*Instructions to follow*: Each line below should be quoted exactly, please.

*Listed records*:
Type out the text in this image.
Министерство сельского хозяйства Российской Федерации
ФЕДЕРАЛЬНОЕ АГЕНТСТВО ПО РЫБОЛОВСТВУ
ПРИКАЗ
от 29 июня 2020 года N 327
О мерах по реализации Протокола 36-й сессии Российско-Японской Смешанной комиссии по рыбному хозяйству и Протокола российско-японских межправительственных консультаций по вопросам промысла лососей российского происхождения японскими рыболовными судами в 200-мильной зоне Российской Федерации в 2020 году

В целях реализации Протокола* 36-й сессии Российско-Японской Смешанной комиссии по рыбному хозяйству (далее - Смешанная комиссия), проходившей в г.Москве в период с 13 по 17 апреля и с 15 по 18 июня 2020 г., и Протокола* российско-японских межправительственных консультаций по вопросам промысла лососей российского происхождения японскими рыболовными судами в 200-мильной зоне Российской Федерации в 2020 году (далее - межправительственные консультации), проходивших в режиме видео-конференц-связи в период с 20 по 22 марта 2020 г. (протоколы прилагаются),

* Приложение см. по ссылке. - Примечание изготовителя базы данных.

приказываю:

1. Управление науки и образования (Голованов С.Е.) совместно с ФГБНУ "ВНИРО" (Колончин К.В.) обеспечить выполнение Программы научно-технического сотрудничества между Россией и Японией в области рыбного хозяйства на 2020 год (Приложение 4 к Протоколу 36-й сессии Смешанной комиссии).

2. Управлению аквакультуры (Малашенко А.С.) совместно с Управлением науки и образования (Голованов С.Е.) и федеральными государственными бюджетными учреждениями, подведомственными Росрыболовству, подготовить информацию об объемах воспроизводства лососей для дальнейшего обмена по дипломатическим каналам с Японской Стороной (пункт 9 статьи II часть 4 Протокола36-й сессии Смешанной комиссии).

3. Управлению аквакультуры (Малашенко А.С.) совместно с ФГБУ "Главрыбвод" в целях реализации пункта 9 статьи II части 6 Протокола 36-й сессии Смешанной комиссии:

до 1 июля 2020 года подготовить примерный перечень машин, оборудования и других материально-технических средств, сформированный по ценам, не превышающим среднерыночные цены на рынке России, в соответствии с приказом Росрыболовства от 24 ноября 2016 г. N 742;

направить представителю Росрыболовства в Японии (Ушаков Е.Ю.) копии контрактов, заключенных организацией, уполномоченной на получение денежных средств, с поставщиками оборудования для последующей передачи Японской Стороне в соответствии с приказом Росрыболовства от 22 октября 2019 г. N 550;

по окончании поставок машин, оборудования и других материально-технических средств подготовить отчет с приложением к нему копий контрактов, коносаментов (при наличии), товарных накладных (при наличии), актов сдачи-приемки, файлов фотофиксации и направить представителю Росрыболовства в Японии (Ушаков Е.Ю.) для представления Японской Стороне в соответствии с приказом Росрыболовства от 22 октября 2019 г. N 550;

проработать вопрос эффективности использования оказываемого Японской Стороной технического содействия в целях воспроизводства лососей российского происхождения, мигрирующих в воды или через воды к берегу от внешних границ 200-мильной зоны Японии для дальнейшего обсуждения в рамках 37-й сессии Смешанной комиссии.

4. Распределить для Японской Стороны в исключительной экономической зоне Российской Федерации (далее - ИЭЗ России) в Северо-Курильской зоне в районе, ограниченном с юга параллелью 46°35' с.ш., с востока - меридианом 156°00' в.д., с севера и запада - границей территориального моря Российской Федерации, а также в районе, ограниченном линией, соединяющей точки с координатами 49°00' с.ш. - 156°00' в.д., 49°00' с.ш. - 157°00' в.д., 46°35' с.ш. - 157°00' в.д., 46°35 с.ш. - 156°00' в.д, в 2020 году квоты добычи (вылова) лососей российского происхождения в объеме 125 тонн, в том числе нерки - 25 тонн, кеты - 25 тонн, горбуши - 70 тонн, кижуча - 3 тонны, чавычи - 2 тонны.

*Final result*:
Type out the text in this image.
Министерство сельского хозяйства Российской Федерации
ФЕДЕРАЛЬНОЕ АГЕНТСТВО ПО РЫБОЛОВСТВУ
ПРИКАЗ
от 29 июня 2020 года N 327
О мерах по реализации Протокола 36-й сессии Российско-Японской Смешанной комиссии по рыбному хозяйству и Протокола российско-японских межправительственных консультаций по вопросам промысла лососей российского происхождения японскими рыболовными судами в 200-мильной зоне Российской Федерации в 2020 году

В целях реализации Протокола* 36-й сессии Российско-Японской Смешанной комиссии по рыбному хозяйству (далее - Смешанная комиссия), проходившей в г.Москве в период с 13 по 17 апреля и с 15 по 18 июня 2020 г., и Протокола* российско-японских межправительственных консультаций по вопросам промысла лососей российского происхождения японскими рыболовными судами в 200-мильной зоне Российской Федерации в 2020 году (далее - межправительственные консультации), проходивших в режиме видео-конференц-связи в период с 20 по 22 марта 2020 г. (протоколы прилагаются),

* Приложение см. по ссылке. - Примечание изготовителя базы данных.

приказываю:

1. Управление науки и образования (Голованов С.Е.) совместно с ФГБНУ "ВНИРО" (Колончин К.В.) обеспечить выполнение Программы научно-технического сотрудничества между Россией и Японией в области рыбного хозяйства на 2020 год (Приложение 4 к Протоколу 36-й сессии Смешанной комиссии).

2. Управлению аквакультуры (Малашенко А.С.) совместно с Управлением науки и образования (Голованов С.Е.) и федеральными государственными бюджетными учреждениями, подведомственными Росрыболовству, подготовить информацию об объемах воспроизводства лососей для дальнейшего обмена по дипломатическим каналам с Японской Стороной (пункт 9 статьи II часть 4 Протокола36-й сессии Смешанной комиссии).

3. Управлению аквакультуры (Малашенко А.С.) совместно с ФГБУ "Главрыбвод" в целях реализации пункта 9 статьи II части 6 Протокола 36-й сессии Смешанной комиссии:

до 1 июля 2020 года подготовить примерный перечень машин, оборудования и других материально-технических средств, сформированный по ценам, не превышающим среднерыночные цены на рынке России, в соответствии с приказом Росрыболовства от 24 ноября 2016 г. N 742;

направить представителю Росрыболовства в Японии (Ушаков Е.Ю.) копии контрактов, заключенных организацией, уполномоченной на получение денежных средств, с поставщиками оборудования для последующей передачи Японской Стороне в соответствии с приказом Росрыболовства от 22 октября 2019 г. N 550;

по окончании поставок машин, оборудования и других материально-технических средств подготовить отчет с приложением к нему копий контрактов, коносаментов (при наличии), товарных накладных (при наличии), актов сдачи-приемки, файлов фотофиксации и направить представителю Росрыболовства в Японии (Ушаков Е.Ю.) для представления Японской Стороне в соответствии с приказом Росрыболовства от 22 октября 2019 г. N 550;

проработать вопрос эффективности использования оказываемого Японской Стороной технического содействия в целях воспроизводства лососей российского происхождения, мигрирующих в воды или через воды к берегу от внешних границ 200-мильной зоны Японии для дальнейшего обсуждения в рамках 37-й сессии Смешанной комиссии.

4. Распределить для Японской Стороны в исключительной экономической зоне Российской Федерации (далее - ИЭЗ России) в Северо-Курильской зоне в районе, ограниченном с юга параллелью 46°35' с.ш., с востока - меридианом 156°00' в.д., с севера и запада - границей территориального моря Российской Федерации, а также в районе, ограниченном линией, соединяющей точки с координатами 49°00' с.ш. - 156°00' в.д., 49°00' с.ш. - 157°00' в.д., 46°35' с.ш. - 157°00' в.д., 46°35 с.ш. - 156°00' в.д, в 2020 году квоты добычи (вылова) лососей российского происхождения в объеме 125 тонн, в том числе нерки - 25 тонн, кеты - 25 тонн, горбуши - 70 тонн, кижуча - 3 тонны, чавычи - 2 тонны.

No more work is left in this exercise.